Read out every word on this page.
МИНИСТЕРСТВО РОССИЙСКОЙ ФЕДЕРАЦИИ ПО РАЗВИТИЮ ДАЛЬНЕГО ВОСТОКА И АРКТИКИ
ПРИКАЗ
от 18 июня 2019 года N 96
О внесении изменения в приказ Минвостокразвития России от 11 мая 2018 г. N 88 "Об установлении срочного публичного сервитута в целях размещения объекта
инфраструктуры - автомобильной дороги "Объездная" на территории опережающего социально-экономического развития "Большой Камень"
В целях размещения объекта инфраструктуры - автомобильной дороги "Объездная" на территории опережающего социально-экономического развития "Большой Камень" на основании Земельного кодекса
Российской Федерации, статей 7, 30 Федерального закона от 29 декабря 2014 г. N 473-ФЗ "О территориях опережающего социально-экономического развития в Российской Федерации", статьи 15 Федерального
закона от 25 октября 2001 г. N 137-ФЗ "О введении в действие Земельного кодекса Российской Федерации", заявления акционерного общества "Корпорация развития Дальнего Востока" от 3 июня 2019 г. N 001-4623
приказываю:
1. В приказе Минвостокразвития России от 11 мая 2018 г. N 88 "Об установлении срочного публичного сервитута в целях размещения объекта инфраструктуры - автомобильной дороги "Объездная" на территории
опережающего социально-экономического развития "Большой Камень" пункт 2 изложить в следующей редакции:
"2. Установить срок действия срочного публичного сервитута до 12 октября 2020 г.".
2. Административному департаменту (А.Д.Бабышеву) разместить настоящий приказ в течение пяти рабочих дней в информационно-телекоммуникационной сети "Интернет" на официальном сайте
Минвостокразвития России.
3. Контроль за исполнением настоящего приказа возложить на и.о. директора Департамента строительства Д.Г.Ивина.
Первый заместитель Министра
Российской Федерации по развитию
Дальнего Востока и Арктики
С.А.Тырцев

*Requirement:*
Go through the material above line by line and copy it exactly.

*Final answer:*
Read out every word on this page.
МИНИСТЕРСТВО РОССИЙСКОЙ ФЕДЕРАЦИИ ПО РАЗВИТИЮ ДАЛЬНЕГО ВОСТОКА И АРКТИКИ
ПРИКАЗ
от 18 июня 2019 года N 96
О внесении изменения в приказ Минвостокразвития России от 11 мая 2018 г. N 88 "Об установлении срочного публичного сервитута в целях размещения объекта
инфраструктуры - автомобильной дороги "Объездная" на территории опережающего социально-экономического развития "Большой Камень"
В целях размещения объекта инфраструктуры - автомобильной дороги "Объездная" на территории опережающего социально-экономического развития "Большой Камень" на основании Земельного кодекса
Российской Федерации, статей 7, 30 Федерального закона от 29 декабря 2014 г. N 473-ФЗ "О территориях опережающего социально-экономического развития в Российской Федерации", статьи 15 Федерального
закона от 25 октября 2001 г. N 137-ФЗ "О введении в действие Земельного кодекса Российской Федерации", заявления акционерного общества "Корпорация развития Дальнего Востока" от 3 июня 2019 г. N 001-4623
приказываю:
1. В приказе Минвостокразвития России от 11 мая 2018 г. N 88 "Об установлении срочного публичного сервитута в целях размещения объекта инфраструктуры - автомобильной дороги "Объездная" на территории
опережающего социально-экономического развития "Большой Камень" пункт 2 изложить в следующей редакции:
"2. Установить срок действия срочного публичного сервитута до 12 октября 2020 г.".
2. Административному департаменту (А.Д.Бабышеву) разместить настоящий приказ в течение пяти рабочих дней в информационно-телекоммуникационной сети "Интернет" на официальном сайте
Минвостокразвития России.
3. Контроль за исполнением настоящего приказа возложить на и.о. директора Департамента строительства Д.Г.Ивина.
Первый заместитель Министра
Российской Федерации по развитию
Дальнего Востока и Арктики
С.А.Тырцев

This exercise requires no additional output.